**Task to carry out:** Set down every record once more, exactly as given.

__________

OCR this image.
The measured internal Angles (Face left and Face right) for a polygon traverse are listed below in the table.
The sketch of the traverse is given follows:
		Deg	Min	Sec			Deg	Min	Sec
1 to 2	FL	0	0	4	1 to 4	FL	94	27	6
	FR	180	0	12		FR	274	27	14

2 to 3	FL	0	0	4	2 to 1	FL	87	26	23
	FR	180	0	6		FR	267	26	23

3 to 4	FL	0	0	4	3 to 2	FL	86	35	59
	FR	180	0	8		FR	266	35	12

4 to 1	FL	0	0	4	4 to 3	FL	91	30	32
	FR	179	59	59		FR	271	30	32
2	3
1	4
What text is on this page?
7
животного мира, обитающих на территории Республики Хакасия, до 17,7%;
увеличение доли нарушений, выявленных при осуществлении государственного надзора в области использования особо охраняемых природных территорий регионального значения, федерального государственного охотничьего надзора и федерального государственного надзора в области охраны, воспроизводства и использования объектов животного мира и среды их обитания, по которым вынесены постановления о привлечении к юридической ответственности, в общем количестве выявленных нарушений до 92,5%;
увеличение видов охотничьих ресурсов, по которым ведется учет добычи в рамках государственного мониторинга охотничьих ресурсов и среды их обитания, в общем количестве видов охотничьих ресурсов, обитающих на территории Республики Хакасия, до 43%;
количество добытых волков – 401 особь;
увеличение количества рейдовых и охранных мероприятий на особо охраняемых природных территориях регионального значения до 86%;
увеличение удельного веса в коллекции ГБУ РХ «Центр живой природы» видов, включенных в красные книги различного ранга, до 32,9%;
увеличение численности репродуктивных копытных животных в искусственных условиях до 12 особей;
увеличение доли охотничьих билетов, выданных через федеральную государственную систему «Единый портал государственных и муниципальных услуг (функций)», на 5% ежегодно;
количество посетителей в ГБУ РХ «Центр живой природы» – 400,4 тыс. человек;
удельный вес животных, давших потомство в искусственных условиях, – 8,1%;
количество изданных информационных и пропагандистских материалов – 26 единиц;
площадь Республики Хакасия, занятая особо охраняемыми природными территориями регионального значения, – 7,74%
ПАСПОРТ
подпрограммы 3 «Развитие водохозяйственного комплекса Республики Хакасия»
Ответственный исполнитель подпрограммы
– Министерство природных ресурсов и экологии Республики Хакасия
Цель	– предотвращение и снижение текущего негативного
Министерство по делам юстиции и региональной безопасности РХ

__________

**Answer for the task:**
OCR this image.
The measured internal Angles (Face left and Face right) for a polygon traverse are listed below in the table.
The sketch of the traverse is given follows:
		Deg	Min	Sec			Deg	Min	Sec
1 to 2	FL	0	0	4	1 to 4	FL	94	27	6
	FR	180	0	12		FR	274	27	14

2 to 3	FL	0	0	4	2 to 1	FL	87	26	23
	FR	180	0	6		FR	267	26	23

3 to 4	FL	0	0	4	3 to 2	FL	86	35	59
	FR	180	0	8		FR	266	35	12

4 to 1	FL	0	0	4	4 to 3	FL	91	30	32
	FR	179	59	59		FR	271	30	32
2	3
1	4
What text is on this page?
7
животного мира, обитающих на территории Республики Хакасия, до 17,7%;
увеличение доли нарушений, выявленных при осуществлении государственного надзора в области использования особо охраняемых природных территорий регионального значения, федерального государственного охотничьего надзора и федерального государственного надзора в области охраны, воспроизводства и использования объектов животного мира и среды их обитания, по которым вынесены постановления о привлечении к юридической ответственности, в общем количестве выявленных нарушений до 92,5%;
увеличение видов охотничьих ресурсов, по которым ведется учет добычи в рамках государственного мониторинга охотничьих ресурсов и среды их обитания, в общем количестве видов охотничьих ресурсов, обитающих на территории Республики Хакасия, до 43%;
количество добытых волков – 401 особь;
увеличение количества рейдовых и охранных мероприятий на особо охраняемых природных территориях регионального значения до 86%;
увеличение удельного веса в коллекции ГБУ РХ «Центр живой природы» видов, включенных в красные книги различного ранга, до 32,9%;
увеличение численности репродуктивных копытных животных в искусственных условиях до 12 особей;
увеличение доли охотничьих билетов, выданных через федеральную государственную систему «Единый портал государственных и муниципальных услуг (функций)», на 5% ежегодно;
количество посетителей в ГБУ РХ «Центр живой природы» – 400,4 тыс. человек;
удельный вес животных, давших потомство в искусственных условиях, – 8,1%;
количество изданных информационных и пропагандистских материалов – 26 единиц;
площадь Республики Хакасия, занятая особо охраняемыми природными территориями регионального значения, – 7,74%
ПАСПОРТ
подпрограммы 3 «Развитие водохозяйственного комплекса Республики Хакасия»
Ответственный исполнитель подпрограммы
– Министерство природных ресурсов и экологии Республики Хакасия
Цель	– предотвращение и снижение текущего негативного
Министерство по делам юстиции и региональной безопасности РХ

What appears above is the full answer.